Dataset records
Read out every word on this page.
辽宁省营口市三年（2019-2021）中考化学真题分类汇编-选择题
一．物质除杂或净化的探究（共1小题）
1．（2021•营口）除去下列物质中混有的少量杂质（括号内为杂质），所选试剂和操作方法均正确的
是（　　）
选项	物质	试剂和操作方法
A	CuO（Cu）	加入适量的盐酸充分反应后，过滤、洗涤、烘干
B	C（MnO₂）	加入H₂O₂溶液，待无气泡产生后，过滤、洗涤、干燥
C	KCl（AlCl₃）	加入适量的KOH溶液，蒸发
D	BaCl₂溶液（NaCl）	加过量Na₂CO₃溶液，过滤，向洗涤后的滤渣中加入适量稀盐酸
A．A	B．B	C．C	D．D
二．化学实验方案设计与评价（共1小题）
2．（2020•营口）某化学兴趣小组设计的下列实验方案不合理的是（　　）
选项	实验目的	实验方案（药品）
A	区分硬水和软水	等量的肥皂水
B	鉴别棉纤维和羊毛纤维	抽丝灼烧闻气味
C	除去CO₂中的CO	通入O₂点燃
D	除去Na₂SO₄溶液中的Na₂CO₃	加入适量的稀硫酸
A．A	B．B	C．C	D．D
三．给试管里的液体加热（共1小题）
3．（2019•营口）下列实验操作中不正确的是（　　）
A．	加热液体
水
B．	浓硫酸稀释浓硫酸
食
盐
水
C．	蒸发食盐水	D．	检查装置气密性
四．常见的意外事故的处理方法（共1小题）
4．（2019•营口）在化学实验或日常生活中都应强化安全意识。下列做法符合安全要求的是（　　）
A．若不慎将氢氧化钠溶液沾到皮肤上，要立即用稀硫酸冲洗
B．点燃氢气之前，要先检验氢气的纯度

▸ What the task requires
Your task is to repeat each line of the material exactly.

▸ Problem solution
Read out every word on this page.
辽宁省营口市三年（2019-2021）中考化学真题分类汇编-选择题
一．物质除杂或净化的探究（共1小题）
1．（2021•营口）除去下列物质中混有的少量杂质（括号内为杂质），所选试剂和操作方法均正确的
是（　　）
选项	物质	试剂和操作方法
A	CuO（Cu）	加入适量的盐酸充分反应后，过滤、洗涤、烘干
B	C（MnO₂）	加入H₂O₂溶液，待无气泡产生后，过滤、洗涤、干燥
C	KCl（AlCl₃）	加入适量的KOH溶液，蒸发
D	BaCl₂溶液（NaCl）	加过量Na₂CO₃溶液，过滤，向洗涤后的滤渣中加入适量稀盐酸
A．A	B．B	C．C	D．D
二．化学实验方案设计与评价（共1小题）
2．（2020•营口）某化学兴趣小组设计的下列实验方案不合理的是（　　）
选项	实验目的	实验方案（药品）
A	区分硬水和软水	等量的肥皂水
B	鉴别棉纤维和羊毛纤维	抽丝灼烧闻气味
C	除去CO₂中的CO	通入O₂点燃
D	除去Na₂SO₄溶液中的Na₂CO₃	加入适量的稀硫酸
A．A	B．B	C．C	D．D
三．给试管里的液体加热（共1小题）
3．（2019•营口）下列实验操作中不正确的是（　　）
A．	加热液体
水
B．	浓硫酸稀释浓硫酸
食
盐
水
C．	蒸发食盐水	D．	检查装置气密性
四．常见的意外事故的处理方法（共1小题）
4．（2019•营口）在化学实验或日常生活中都应强化安全意识。下列做法符合安全要求的是（　　）
A．若不慎将氢氧化钠溶液沾到皮肤上，要立即用稀硫酸冲洗
B．点燃氢气之前，要先检验氢气的纯度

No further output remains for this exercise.